▸ **Material to process**
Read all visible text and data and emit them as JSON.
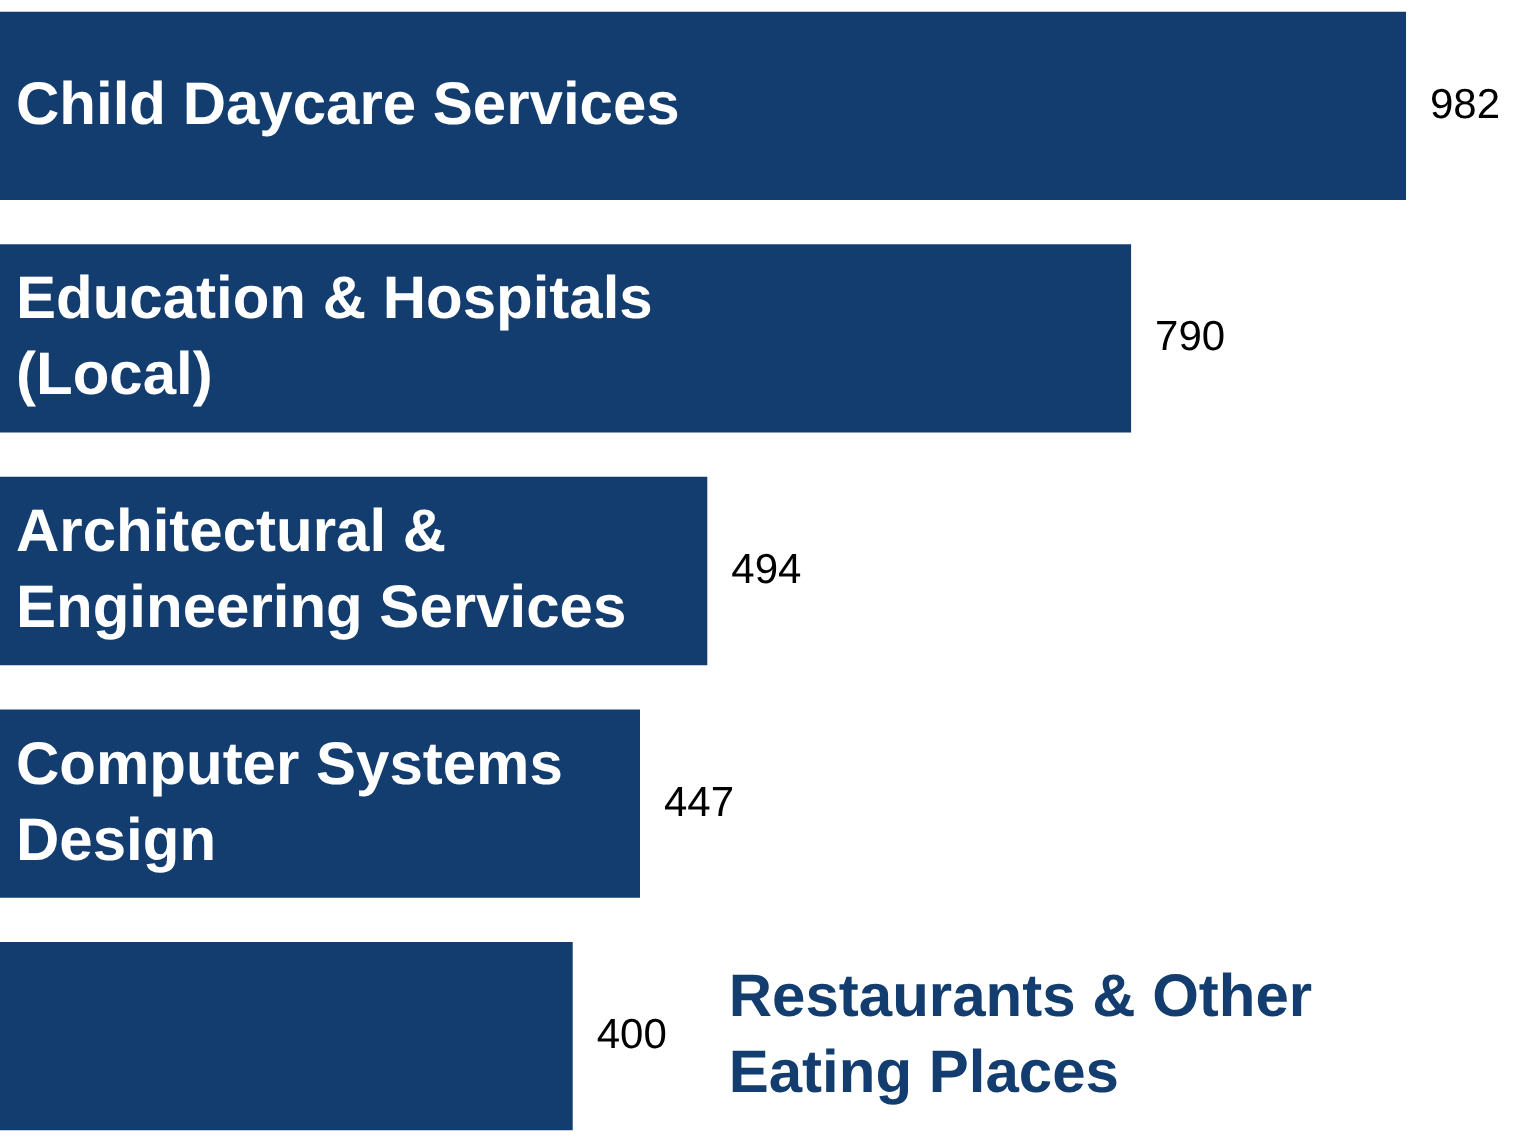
{
  "chart_data": {
    "type": "bar",
    "orientation": "horizontal",
    "data_labels": true,
    "categories": [
      "Child Daycare Services",
      "Education & Hospitals (Local)",
      "Architectural & Engineering Services",
      "Computer Systems Design",
      "Restaurants & Other Eating Places"
    ],
    "values": [
      982,
      790,
      494,
      447,
      400
    ],
    "color": "#133d6e"
  }
}
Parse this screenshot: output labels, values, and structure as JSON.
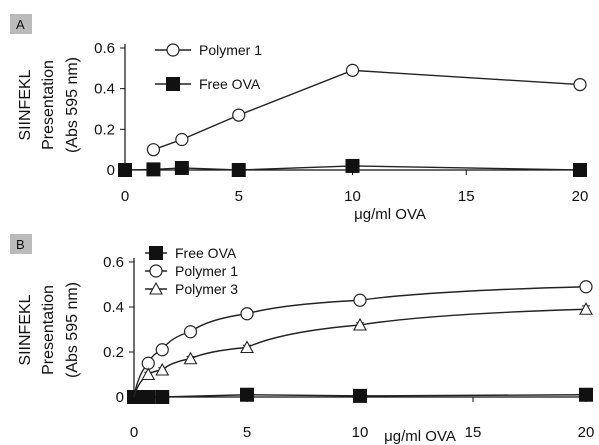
{
  "chart_data": [
    {
      "panel": "A",
      "type": "line",
      "xlabel": "μg/ml OVA",
      "ylabel": [
        "SIINFEKL",
        "Presentation",
        "(Abs 595 nm)"
      ],
      "xticks": [
        0,
        5,
        10,
        15,
        20
      ],
      "yticks": [
        0,
        0.2,
        0.4,
        0.6
      ],
      "xlim": [
        0,
        20
      ],
      "ylim": [
        0,
        0.6
      ],
      "legend_position": "top-left",
      "series": [
        {
          "name": "Polymer 1",
          "marker": "circle-open",
          "x": [
            1.25,
            2.5,
            5,
            10,
            20
          ],
          "y": [
            0.1,
            0.15,
            0.27,
            0.49,
            0.42
          ],
          "err": [
            0.02,
            0.02,
            0.025,
            0.025,
            0.02
          ]
        },
        {
          "name": "Free OVA",
          "marker": "square-filled",
          "x": [
            0,
            1.25,
            2.5,
            5,
            10,
            20
          ],
          "y": [
            0,
            0.003,
            0.01,
            0,
            0.02,
            0
          ],
          "err": [
            0,
            0,
            0,
            0,
            0,
            0
          ]
        }
      ]
    },
    {
      "panel": "B",
      "type": "line",
      "xlabel": "μg/ml OVA",
      "ylabel": [
        "SIINFEKL",
        "Presentation",
        "(Abs 595 nm)"
      ],
      "xticks": [
        0,
        5,
        10,
        15,
        20
      ],
      "yticks": [
        0,
        0.2,
        0.4,
        0.6
      ],
      "xlim": [
        0,
        20
      ],
      "ylim": [
        0,
        0.6
      ],
      "legend_position": "top-left",
      "series": [
        {
          "name": "Free OVA",
          "marker": "square-filled",
          "x": [
            0,
            0.31,
            0.63,
            1.25,
            5,
            10,
            20
          ],
          "y": [
            0,
            0,
            0,
            0,
            0.01,
            0.005,
            0.01
          ],
          "err": [
            0,
            0,
            0,
            0,
            0,
            0,
            0
          ]
        },
        {
          "name": "Polymer 1",
          "marker": "circle-open",
          "x": [
            0.63,
            1.25,
            2.5,
            5,
            10,
            20
          ],
          "y": [
            0.15,
            0.21,
            0.29,
            0.37,
            0.43,
            0.49
          ],
          "err": [
            0.01,
            0.01,
            0.015,
            0.02,
            0.01,
            0.02
          ]
        },
        {
          "name": "Polymer 3",
          "marker": "triangle-open",
          "x": [
            0.63,
            1.25,
            2.5,
            5,
            10,
            20
          ],
          "y": [
            0.1,
            0.12,
            0.17,
            0.22,
            0.32,
            0.39
          ],
          "err": [
            0.01,
            0.01,
            0.01,
            0.01,
            0.01,
            0.015
          ]
        }
      ]
    }
  ]
}
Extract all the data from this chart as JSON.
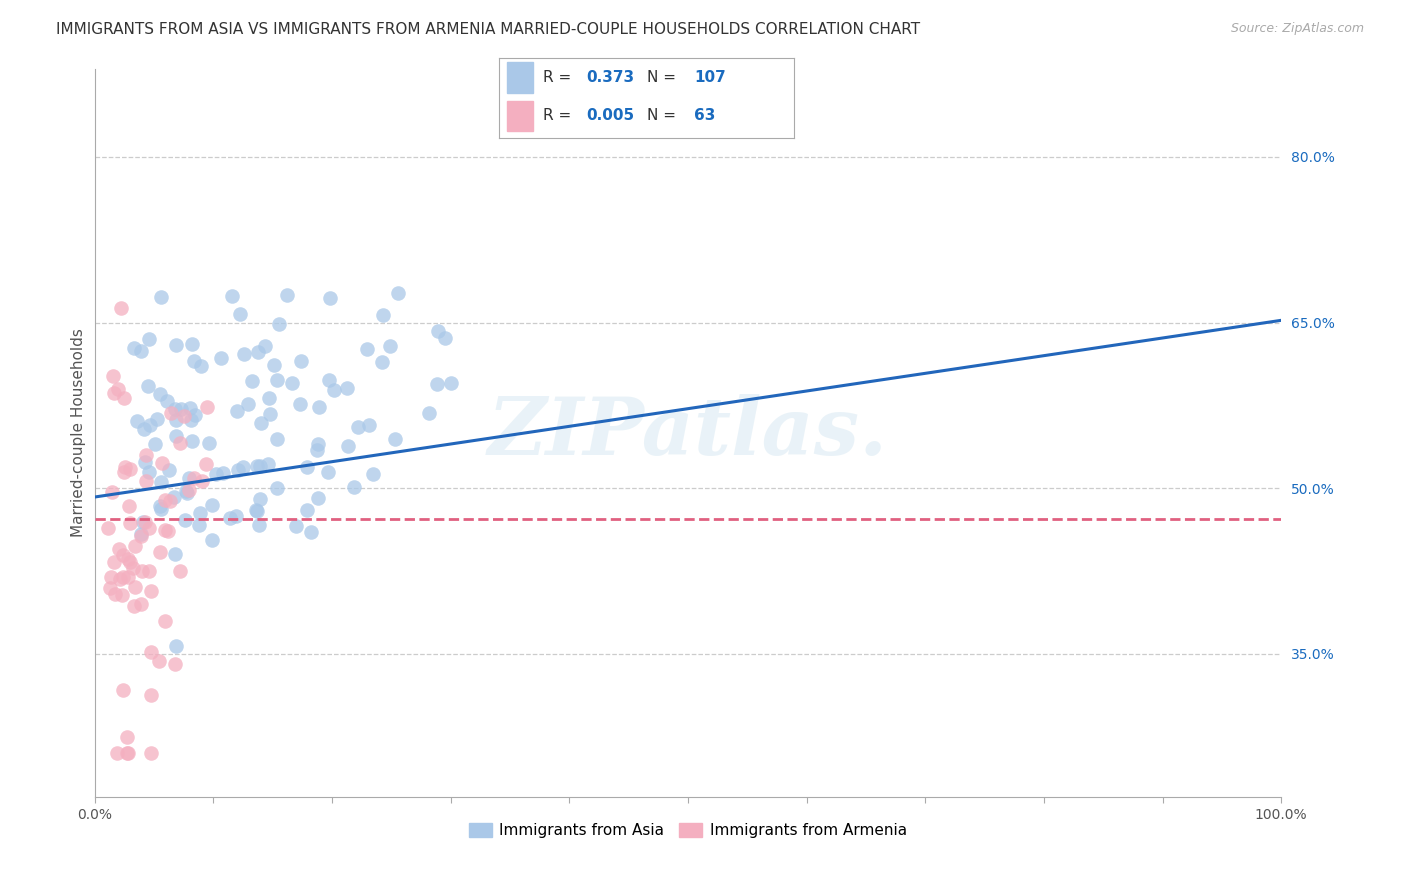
{
  "title": "IMMIGRANTS FROM ASIA VS IMMIGRANTS FROM ARMENIA MARRIED-COUPLE HOUSEHOLDS CORRELATION CHART",
  "source": "Source: ZipAtlas.com",
  "ylabel": "Married-couple Households",
  "series1_label": "Immigrants from Asia",
  "series1_color": "#aac8e8",
  "series1_edge_color": "#aac8e8",
  "series2_label": "Immigrants from Armenia",
  "series2_color": "#f4afc0",
  "series2_edge_color": "#f4afc0",
  "series1_R": "0.373",
  "series1_N": "107",
  "series2_R": "0.005",
  "series2_N": "63",
  "xlim": [
    0.0,
    1.0
  ],
  "ylim": [
    0.22,
    0.88
  ],
  "yticks_right": [
    0.35,
    0.5,
    0.65,
    0.8
  ],
  "ytick_labels_right": [
    "35.0%",
    "50.0%",
    "65.0%",
    "80.0%"
  ],
  "xtick_vals": [
    0.0,
    0.1,
    0.2,
    0.3,
    0.4,
    0.5,
    0.6,
    0.7,
    0.8,
    0.9,
    1.0
  ],
  "xtick_labels": [
    "0.0%",
    "",
    "",
    "",
    "",
    "",
    "",
    "",
    "",
    "",
    "100.0%"
  ],
  "watermark": "ZIPatlas.",
  "background_color": "#ffffff",
  "grid_color": "#cccccc",
  "title_fontsize": 11,
  "axis_label_fontsize": 11,
  "tick_fontsize": 10,
  "legend_color": "#1a6bbf",
  "line1_color": "#2266bb",
  "line2_color": "#e06080",
  "line1_start_y": 0.492,
  "line1_end_y": 0.652,
  "line2_start_y": 0.472,
  "line2_end_y": 0.472
}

▸ **Stated goal**
Leave out the pictures and repeat everything else in the records exactly.

▸ **Problem solution**
Read all visible text and data and emit them as JSON.
{
  "chart_data": {
    "type": "bar",
    "orientation": "horizontal",
    "data_labels": true,
    "categories": [
      "Child Daycare Services",
      "Education & Hospitals (Local)",
      "Architectural & Engineering Services",
      "Computer Systems Design",
      "Restaurants & Other Eating Places"
    ],
    "values": [
      982,
      790,
      494,
      447,
      400
    ],
    "color": "#133d6e"
  }
}
Parse this screenshot: output labels, values, and structure as JSON.
{
  "chart_data": [
    {
      "panel": "A",
      "type": "line",
      "xlabel": "μg/ml OVA",
      "ylabel": [
        "SIINFEKL",
        "Presentation",
        "(Abs 595 nm)"
      ],
      "xticks": [
        0,
        5,
        10,
        15,
        20
      ],
      "yticks": [
        0,
        0.2,
        0.4,
        0.6
      ],
      "xlim": [
        0,
        20
      ],
      "ylim": [
        0,
        0.6
      ],
      "legend_position": "top-left",
      "series": [
        {
          "name": "Polymer 1",
          "marker": "circle-open",
          "x": [
            1.25,
            2.5,
            5,
            10,
            20
          ],
          "y": [
            0.1,
            0.15,
            0.27,
            0.49,
            0.42
          ],
          "err": [
            0.02,
            0.02,
            0.025,
            0.025,
            0.02
          ]
        },
        {
          "name": "Free OVA",
          "marker": "square-filled",
          "x": [
            0,
            1.25,
            2.5,
            5,
            10,
            20
          ],
          "y": [
            0,
            0.003,
            0.01,
            0,
            0.02,
            0
          ],
          "err": [
            0,
            0,
            0,
            0,
            0,
            0
          ]
        }
      ]
    },
    {
      "panel": "B",
      "type": "line",
      "xlabel": "μg/ml OVA",
      "ylabel": [
        "SIINFEKL",
        "Presentation",
        "(Abs 595 nm)"
      ],
      "xticks": [
        0,
        5,
        10,
        15,
        20
      ],
      "yticks": [
        0,
        0.2,
        0.4,
        0.6
      ],
      "xlim": [
        0,
        20
      ],
      "ylim": [
        0,
        0.6
      ],
      "legend_position": "top-left",
      "series": [
        {
          "name": "Free OVA",
          "marker": "square-filled",
          "x": [
            0,
            0.31,
            0.63,
            1.25,
            5,
            10,
            20
          ],
          "y": [
            0,
            0,
            0,
            0,
            0.01,
            0.005,
            0.01
          ],
          "err": [
            0,
            0,
            0,
            0,
            0,
            0,
            0
          ]
        },
        {
          "name": "Polymer 1",
          "marker": "circle-open",
          "x": [
            0.63,
            1.25,
            2.5,
            5,
            10,
            20
          ],
          "y": [
            0.15,
            0.21,
            0.29,
            0.37,
            0.43,
            0.49
          ],
          "err": [
            0.01,
            0.01,
            0.015,
            0.02,
            0.01,
            0.02
          ]
        },
        {
          "name": "Polymer 3",
          "marker": "triangle-open",
          "x": [
            0.63,
            1.25,
            2.5,
            5,
            10,
            20
          ],
          "y": [
            0.1,
            0.12,
            0.17,
            0.22,
            0.32,
            0.39
          ],
          "err": [
            0.01,
            0.01,
            0.01,
            0.01,
            0.01,
            0.015
          ]
        }
      ]
    }
  ]
}
Extract all the data from this chart as JSON.
{
  "title": "IMMIGRANTS FROM ASIA VS IMMIGRANTS FROM ARMENIA MARRIED-COUPLE HOUSEHOLDS CORRELATION CHART",
  "source": "Source: ZipAtlas.com",
  "ylabel": "Married-couple Households",
  "series1_label": "Immigrants from Asia",
  "series1_color": "#aac8e8",
  "series1_edge_color": "#aac8e8",
  "series2_label": "Immigrants from Armenia",
  "series2_color": "#f4afc0",
  "series2_edge_color": "#f4afc0",
  "series1_R": "0.373",
  "series1_N": "107",
  "series2_R": "0.005",
  "series2_N": "63",
  "xlim": [
    0.0,
    1.0
  ],
  "ylim": [
    0.22,
    0.88
  ],
  "yticks_right": [
    0.35,
    0.5,
    0.65,
    0.8
  ],
  "ytick_labels_right": [
    "35.0%",
    "50.0%",
    "65.0%",
    "80.0%"
  ],
  "xtick_vals": [
    0.0,
    0.1,
    0.2,
    0.3,
    0.4,
    0.5,
    0.6,
    0.7,
    0.8,
    0.9,
    1.0
  ],
  "xtick_labels": [
    "0.0%",
    "",
    "",
    "",
    "",
    "",
    "",
    "",
    "",
    "",
    "100.0%"
  ],
  "watermark": "ZIPatlas.",
  "background_color": "#ffffff",
  "grid_color": "#cccccc",
  "title_fontsize": 11,
  "axis_label_fontsize": 11,
  "tick_fontsize": 10,
  "legend_color": "#1a6bbf",
  "line1_color": "#2266bb",
  "line2_color": "#e06080",
  "line1_start_y": 0.492,
  "line1_end_y": 0.652,
  "line2_start_y": 0.472,
  "line2_end_y": 0.472
}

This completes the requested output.